--- start DATA EXCERPTS ---

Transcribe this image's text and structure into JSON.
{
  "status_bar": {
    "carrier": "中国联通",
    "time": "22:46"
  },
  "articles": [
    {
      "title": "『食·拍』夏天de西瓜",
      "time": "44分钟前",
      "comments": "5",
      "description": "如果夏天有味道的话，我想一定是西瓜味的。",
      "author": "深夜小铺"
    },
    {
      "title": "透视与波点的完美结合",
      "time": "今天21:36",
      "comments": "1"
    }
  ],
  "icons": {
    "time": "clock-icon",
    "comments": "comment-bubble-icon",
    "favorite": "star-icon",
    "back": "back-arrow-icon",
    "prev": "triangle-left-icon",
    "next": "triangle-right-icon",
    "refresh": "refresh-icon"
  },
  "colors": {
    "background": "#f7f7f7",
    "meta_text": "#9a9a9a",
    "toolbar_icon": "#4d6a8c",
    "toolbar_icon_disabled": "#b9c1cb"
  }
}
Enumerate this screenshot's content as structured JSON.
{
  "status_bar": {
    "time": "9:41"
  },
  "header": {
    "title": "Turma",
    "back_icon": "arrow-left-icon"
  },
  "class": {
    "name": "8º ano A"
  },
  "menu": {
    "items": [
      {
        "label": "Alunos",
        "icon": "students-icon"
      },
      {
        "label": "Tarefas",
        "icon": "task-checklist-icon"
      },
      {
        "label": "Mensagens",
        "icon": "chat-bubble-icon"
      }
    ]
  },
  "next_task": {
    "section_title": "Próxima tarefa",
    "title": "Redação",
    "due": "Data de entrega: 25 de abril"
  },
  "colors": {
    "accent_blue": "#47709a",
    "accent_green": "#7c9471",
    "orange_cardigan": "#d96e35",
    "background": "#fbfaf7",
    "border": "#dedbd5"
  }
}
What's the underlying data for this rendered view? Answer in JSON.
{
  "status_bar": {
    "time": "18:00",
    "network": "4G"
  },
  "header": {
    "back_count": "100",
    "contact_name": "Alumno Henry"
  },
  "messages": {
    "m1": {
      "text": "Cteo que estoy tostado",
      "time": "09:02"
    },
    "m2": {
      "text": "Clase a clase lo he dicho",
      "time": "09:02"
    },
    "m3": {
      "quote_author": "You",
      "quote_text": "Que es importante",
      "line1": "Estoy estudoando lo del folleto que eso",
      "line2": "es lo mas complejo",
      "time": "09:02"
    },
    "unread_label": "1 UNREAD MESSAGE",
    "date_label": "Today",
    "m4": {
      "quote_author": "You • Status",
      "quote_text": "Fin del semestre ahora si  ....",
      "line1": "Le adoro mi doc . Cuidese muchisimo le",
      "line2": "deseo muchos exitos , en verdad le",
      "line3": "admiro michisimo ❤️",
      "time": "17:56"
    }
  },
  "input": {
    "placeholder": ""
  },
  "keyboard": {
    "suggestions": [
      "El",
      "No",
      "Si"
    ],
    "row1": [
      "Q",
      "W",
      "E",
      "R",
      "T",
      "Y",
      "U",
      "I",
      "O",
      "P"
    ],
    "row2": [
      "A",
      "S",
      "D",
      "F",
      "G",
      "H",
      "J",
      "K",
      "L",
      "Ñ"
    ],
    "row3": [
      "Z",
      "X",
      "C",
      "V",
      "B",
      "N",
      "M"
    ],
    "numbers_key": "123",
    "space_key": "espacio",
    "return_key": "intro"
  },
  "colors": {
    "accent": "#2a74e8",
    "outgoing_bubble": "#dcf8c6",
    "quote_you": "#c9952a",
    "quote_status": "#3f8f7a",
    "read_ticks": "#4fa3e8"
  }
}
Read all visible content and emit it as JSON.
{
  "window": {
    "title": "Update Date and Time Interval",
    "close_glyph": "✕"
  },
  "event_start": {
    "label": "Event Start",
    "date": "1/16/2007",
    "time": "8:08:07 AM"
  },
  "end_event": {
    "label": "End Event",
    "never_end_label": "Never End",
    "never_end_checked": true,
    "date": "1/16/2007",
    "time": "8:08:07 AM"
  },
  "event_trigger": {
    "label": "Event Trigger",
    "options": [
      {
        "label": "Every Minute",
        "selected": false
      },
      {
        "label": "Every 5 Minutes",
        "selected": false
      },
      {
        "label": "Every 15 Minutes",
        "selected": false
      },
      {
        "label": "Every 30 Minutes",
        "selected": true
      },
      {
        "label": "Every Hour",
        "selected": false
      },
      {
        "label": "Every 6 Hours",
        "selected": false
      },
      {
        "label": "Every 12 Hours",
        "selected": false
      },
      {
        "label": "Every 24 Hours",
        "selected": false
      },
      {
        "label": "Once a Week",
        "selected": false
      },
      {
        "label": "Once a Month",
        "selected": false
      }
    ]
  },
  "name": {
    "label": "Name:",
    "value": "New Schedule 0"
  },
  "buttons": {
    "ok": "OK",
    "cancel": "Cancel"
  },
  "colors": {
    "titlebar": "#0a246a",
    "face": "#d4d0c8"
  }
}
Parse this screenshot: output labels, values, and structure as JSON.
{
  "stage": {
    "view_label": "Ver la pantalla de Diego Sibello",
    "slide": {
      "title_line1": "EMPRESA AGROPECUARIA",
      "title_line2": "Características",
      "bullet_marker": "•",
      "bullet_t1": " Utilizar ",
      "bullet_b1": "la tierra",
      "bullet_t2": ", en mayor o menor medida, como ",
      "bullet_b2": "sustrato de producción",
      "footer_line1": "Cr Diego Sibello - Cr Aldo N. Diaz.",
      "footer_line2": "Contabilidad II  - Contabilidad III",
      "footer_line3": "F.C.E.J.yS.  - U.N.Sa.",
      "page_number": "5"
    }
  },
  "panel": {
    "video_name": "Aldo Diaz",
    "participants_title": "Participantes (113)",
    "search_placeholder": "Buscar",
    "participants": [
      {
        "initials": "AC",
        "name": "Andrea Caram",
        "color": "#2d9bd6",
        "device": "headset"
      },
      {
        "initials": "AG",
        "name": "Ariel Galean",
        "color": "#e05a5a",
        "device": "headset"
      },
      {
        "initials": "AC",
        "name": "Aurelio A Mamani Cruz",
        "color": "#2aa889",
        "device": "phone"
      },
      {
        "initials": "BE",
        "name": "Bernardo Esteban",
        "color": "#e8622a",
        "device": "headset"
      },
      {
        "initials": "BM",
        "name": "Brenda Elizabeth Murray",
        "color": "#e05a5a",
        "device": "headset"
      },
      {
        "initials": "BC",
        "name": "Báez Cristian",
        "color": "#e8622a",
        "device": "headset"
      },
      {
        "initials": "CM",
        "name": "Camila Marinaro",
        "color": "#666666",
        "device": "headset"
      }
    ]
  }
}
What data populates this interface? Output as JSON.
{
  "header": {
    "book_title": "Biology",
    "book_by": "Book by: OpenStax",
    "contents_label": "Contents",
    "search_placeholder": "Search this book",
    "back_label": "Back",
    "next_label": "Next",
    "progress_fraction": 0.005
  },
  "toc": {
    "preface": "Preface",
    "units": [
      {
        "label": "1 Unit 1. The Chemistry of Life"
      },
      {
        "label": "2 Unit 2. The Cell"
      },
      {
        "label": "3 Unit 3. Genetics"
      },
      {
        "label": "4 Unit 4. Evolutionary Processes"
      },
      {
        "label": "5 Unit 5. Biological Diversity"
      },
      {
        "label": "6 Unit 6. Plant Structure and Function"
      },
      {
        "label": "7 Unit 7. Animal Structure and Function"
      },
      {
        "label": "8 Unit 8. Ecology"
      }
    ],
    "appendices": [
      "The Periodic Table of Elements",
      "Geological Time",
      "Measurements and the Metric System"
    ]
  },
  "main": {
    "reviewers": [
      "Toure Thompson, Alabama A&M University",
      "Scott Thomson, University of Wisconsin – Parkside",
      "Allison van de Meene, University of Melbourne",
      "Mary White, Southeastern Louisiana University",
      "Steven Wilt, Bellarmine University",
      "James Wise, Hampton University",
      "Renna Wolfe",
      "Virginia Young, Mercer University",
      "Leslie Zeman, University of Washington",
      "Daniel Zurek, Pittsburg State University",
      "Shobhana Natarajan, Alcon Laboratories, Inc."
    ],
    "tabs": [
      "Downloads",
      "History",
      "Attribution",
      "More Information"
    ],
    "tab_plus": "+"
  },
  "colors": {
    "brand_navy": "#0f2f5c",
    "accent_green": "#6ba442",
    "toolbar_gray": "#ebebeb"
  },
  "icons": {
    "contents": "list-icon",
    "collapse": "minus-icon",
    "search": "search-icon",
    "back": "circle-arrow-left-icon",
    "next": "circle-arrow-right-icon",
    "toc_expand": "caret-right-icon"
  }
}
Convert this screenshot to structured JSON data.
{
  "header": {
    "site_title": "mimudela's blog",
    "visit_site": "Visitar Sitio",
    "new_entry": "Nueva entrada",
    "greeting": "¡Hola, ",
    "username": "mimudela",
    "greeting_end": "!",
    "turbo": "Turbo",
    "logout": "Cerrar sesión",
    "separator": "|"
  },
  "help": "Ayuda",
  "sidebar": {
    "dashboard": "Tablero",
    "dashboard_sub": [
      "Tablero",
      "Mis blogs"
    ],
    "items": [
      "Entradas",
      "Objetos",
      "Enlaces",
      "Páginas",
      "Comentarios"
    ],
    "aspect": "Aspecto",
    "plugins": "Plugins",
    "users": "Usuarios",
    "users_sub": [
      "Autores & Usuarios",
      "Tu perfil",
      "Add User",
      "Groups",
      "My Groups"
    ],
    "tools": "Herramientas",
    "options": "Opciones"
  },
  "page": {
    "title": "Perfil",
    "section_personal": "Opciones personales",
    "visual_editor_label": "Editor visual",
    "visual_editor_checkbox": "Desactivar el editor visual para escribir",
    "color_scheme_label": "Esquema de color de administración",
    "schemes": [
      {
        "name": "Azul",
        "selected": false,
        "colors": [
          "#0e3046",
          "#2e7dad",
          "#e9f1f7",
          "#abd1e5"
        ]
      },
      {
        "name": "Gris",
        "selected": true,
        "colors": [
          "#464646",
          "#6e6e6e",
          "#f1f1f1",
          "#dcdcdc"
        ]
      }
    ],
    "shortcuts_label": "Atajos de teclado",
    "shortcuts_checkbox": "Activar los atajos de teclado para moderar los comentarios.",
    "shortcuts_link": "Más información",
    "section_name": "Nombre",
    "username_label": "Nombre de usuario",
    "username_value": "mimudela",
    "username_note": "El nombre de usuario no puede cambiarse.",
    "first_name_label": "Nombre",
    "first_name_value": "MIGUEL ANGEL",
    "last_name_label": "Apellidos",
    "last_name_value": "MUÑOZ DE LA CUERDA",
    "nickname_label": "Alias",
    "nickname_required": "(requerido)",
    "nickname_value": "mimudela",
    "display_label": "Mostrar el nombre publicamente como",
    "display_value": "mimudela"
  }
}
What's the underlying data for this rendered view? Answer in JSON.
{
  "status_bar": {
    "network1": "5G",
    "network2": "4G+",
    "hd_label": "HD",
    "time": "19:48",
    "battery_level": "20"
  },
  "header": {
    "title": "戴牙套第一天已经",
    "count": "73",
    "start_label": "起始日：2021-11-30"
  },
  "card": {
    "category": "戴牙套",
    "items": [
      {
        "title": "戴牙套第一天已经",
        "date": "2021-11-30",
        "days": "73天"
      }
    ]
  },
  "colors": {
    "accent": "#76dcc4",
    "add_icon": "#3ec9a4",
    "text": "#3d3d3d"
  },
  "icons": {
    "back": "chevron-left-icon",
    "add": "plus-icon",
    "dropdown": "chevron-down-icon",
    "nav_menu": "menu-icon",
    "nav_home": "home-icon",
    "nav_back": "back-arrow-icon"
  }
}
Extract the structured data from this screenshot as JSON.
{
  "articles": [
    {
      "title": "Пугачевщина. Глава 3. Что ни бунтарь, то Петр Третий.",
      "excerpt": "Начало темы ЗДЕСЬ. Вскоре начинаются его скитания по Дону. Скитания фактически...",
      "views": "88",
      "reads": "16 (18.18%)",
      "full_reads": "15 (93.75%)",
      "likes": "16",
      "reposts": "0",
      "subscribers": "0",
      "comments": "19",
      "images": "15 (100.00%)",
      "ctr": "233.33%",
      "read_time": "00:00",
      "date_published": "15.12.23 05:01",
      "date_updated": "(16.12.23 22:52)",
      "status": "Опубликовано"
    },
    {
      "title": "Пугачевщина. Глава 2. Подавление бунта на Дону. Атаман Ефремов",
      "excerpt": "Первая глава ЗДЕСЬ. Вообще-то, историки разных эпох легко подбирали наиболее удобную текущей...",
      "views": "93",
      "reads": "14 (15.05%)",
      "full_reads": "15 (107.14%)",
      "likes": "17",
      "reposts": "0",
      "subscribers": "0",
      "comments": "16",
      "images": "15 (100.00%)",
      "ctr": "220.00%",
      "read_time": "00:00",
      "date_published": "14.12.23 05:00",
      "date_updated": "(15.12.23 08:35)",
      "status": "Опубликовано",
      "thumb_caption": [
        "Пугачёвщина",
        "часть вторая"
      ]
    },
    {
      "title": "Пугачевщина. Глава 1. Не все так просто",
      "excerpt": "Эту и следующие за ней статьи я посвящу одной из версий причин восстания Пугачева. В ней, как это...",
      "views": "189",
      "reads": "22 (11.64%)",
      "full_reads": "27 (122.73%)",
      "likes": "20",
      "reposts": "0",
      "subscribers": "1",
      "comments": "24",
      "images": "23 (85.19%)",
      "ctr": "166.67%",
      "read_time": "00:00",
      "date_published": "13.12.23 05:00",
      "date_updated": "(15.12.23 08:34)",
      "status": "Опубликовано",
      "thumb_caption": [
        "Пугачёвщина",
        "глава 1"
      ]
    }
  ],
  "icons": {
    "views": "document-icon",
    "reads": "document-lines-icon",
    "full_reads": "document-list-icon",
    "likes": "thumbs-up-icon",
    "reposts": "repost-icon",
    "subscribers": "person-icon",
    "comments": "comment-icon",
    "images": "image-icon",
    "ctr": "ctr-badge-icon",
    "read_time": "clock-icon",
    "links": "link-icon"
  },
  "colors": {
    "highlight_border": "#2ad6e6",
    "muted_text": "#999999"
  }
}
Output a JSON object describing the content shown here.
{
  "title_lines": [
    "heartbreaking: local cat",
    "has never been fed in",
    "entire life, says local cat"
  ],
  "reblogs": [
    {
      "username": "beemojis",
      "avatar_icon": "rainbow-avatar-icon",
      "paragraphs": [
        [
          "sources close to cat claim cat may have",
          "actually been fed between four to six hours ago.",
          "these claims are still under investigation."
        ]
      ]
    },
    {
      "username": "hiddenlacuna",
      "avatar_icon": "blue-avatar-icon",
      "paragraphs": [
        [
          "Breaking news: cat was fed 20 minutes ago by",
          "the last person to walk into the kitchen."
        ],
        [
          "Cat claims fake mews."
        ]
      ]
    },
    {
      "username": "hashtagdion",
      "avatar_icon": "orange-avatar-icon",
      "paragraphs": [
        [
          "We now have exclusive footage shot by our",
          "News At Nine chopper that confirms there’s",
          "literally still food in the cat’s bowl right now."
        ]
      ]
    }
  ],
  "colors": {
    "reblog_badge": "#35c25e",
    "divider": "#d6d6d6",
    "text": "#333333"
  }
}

--- end DATA EXCERPTS ---

## TASK DETAILS:
From the data above, copy each line that holds "likes".

## EXERCISE RESPONSE:
      "likes": "16",
      "likes": "17",
      "likes": "20",
    "likes": "thumbs-up-icon",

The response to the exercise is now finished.